**GIVEN PROBLEM:** Every line below that contains "divenimmo" is to be copied.

**LISTED ENTRIES:**
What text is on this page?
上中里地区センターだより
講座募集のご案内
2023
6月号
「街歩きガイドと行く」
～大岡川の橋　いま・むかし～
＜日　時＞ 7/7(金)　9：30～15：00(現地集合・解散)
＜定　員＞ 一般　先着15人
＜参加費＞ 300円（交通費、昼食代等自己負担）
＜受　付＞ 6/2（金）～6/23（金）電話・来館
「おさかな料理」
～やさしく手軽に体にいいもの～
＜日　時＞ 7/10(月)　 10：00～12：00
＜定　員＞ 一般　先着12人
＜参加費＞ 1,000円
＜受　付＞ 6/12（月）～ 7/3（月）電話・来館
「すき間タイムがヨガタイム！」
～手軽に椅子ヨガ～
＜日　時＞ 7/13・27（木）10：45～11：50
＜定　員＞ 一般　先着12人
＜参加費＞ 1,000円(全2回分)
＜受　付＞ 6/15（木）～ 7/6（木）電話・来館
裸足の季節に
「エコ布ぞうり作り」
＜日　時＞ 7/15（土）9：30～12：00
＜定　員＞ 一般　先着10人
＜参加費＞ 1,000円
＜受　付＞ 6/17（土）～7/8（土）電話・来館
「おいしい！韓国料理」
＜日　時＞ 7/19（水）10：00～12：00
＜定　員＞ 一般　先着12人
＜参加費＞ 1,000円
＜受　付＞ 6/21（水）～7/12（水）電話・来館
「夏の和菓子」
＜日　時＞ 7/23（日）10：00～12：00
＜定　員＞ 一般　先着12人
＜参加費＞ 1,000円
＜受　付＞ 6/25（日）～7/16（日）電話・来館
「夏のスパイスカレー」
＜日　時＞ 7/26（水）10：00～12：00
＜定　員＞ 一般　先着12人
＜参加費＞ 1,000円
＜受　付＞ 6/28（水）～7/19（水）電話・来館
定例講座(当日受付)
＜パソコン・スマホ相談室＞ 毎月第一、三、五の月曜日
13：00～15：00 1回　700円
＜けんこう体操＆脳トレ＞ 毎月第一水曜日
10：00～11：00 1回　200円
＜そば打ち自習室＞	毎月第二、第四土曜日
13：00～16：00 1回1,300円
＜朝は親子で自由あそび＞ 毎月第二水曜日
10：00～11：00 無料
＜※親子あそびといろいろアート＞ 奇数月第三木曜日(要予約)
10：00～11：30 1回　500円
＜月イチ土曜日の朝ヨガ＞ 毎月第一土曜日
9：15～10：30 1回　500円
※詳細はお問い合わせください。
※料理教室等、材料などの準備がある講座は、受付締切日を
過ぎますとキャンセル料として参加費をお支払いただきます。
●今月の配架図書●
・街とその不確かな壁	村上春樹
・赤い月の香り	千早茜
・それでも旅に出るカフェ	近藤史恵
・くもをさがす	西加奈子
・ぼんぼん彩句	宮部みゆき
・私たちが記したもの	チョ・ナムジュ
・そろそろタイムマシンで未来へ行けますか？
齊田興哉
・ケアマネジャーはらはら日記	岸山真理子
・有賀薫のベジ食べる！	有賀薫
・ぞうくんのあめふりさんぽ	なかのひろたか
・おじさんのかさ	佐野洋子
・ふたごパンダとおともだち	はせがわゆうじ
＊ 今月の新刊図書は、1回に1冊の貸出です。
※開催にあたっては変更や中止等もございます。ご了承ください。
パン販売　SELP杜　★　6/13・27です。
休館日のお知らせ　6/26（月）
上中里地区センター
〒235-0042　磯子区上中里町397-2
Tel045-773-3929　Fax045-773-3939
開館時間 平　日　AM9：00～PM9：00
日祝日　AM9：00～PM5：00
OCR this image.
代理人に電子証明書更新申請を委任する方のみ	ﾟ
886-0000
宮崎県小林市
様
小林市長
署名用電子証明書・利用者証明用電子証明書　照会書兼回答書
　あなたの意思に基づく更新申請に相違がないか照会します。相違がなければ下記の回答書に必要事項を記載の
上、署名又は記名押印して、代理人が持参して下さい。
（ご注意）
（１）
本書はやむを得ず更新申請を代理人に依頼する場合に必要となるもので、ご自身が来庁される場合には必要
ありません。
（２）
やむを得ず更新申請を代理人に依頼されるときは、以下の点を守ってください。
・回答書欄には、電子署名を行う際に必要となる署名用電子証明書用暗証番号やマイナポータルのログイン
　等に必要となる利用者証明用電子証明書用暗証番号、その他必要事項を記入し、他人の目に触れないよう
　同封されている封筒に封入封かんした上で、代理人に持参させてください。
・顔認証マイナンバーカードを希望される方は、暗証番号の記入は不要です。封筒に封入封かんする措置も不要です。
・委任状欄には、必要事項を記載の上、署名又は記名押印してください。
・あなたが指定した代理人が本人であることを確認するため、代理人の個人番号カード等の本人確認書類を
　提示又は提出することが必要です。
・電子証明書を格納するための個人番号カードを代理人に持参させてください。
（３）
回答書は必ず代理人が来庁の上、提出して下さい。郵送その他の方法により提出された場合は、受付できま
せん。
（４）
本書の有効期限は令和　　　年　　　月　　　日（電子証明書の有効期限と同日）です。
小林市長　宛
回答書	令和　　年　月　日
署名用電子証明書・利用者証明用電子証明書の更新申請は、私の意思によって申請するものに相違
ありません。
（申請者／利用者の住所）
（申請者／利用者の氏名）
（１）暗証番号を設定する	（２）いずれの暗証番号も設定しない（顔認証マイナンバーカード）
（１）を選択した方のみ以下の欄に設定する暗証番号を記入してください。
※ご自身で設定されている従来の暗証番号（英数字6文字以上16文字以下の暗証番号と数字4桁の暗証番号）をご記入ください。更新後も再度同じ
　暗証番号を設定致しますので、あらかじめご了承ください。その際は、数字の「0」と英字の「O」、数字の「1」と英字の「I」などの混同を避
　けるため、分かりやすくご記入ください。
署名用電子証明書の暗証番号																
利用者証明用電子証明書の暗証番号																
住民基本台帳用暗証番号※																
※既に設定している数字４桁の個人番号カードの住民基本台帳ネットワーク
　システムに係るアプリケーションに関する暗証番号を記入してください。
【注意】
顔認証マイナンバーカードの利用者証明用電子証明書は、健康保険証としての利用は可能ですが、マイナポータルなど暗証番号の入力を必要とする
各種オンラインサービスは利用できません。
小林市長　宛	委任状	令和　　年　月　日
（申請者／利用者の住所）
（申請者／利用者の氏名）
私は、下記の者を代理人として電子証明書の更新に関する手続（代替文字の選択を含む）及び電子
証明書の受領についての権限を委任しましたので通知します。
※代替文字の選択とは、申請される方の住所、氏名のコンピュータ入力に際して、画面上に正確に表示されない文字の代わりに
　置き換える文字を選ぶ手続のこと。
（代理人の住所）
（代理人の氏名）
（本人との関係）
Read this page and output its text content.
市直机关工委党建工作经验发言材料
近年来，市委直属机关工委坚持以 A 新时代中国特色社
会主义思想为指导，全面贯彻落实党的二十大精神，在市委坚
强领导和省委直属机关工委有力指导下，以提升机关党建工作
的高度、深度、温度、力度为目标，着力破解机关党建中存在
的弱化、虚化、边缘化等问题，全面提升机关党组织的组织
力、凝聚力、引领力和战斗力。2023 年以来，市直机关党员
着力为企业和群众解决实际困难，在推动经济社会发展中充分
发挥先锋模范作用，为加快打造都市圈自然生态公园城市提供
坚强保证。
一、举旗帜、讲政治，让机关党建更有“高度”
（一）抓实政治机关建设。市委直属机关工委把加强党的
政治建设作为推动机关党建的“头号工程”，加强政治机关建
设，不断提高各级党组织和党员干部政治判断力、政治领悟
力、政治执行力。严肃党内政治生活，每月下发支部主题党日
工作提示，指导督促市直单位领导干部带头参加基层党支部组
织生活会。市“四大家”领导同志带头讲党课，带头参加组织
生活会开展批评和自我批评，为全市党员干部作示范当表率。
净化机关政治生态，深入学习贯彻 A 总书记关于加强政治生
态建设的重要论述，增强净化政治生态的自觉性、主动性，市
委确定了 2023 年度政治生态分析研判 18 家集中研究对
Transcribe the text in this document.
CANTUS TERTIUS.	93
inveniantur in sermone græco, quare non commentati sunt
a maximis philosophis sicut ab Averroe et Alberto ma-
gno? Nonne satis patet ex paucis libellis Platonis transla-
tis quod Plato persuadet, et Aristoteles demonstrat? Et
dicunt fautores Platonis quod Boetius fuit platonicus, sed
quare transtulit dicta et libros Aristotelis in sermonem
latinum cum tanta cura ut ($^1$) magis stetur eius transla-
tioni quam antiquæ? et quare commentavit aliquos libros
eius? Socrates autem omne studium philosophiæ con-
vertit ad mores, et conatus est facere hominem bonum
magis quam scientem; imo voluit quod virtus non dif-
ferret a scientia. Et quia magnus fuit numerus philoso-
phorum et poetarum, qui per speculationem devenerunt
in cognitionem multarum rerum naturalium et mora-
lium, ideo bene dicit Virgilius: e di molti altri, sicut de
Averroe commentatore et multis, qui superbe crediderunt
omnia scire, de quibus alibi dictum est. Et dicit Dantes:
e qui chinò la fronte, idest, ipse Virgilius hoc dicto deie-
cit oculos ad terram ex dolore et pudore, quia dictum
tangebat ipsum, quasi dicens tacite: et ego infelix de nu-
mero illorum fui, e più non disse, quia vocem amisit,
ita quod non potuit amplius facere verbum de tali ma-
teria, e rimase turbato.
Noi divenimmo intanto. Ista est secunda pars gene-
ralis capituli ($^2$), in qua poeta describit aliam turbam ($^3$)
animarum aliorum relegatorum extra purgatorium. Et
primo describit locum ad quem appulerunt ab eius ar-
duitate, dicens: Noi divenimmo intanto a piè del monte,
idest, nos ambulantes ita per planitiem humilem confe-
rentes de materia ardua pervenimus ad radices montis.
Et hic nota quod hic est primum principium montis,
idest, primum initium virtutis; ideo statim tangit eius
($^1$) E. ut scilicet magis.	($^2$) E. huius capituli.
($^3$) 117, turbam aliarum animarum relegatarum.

**WRITTEN SOLUTION:**
Noi divenimmo intanto. Ista est secunda pars gene-
duitate, dicens: Noi divenimmo intanto a piè del monte,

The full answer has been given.